> **Stated problem**:
Check each line of the material. Copy those containing "Made".

(Dataset items)
======
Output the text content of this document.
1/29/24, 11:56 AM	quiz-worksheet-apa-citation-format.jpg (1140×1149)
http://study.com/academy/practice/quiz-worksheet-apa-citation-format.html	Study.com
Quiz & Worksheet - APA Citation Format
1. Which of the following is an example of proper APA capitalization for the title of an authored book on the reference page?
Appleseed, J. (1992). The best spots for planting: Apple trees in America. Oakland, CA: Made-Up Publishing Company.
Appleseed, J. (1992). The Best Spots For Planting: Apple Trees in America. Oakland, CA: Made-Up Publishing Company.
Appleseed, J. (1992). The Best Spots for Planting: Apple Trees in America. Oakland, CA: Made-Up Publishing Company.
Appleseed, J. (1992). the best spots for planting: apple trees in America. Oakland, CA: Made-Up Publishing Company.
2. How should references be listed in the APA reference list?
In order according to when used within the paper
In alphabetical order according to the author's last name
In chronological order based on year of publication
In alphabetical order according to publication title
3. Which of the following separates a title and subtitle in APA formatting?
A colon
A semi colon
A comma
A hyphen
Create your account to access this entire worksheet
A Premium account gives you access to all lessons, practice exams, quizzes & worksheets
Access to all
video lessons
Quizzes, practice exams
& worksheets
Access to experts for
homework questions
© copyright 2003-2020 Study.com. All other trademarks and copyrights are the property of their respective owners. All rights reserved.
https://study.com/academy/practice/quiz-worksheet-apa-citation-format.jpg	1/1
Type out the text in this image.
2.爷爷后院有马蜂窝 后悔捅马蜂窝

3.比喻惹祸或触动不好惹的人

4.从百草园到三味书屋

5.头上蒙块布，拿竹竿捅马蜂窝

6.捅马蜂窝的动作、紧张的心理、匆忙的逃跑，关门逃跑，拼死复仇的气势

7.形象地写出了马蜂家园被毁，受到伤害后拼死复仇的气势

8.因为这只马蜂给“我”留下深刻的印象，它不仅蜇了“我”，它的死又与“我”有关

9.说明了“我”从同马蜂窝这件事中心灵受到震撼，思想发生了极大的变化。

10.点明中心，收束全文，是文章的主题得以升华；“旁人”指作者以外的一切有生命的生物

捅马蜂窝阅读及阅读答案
======
> **Solution for this problem**:
Appleseed, J. (1992). The best spots for planting: Apple trees in America. Oakland, CA: Made-Up Publishing Company.
Appleseed, J. (1992). The Best Spots For Planting: Apple Trees in America. Oakland, CA: Made-Up Publishing Company.
Appleseed, J. (1992). The Best Spots for Planting: Apple Trees in America. Oakland, CA: Made-Up Publishing Company.
Appleseed, J. (1992). the best spots for planting: apple trees in America. Oakland, CA: Made-Up Publishing Company.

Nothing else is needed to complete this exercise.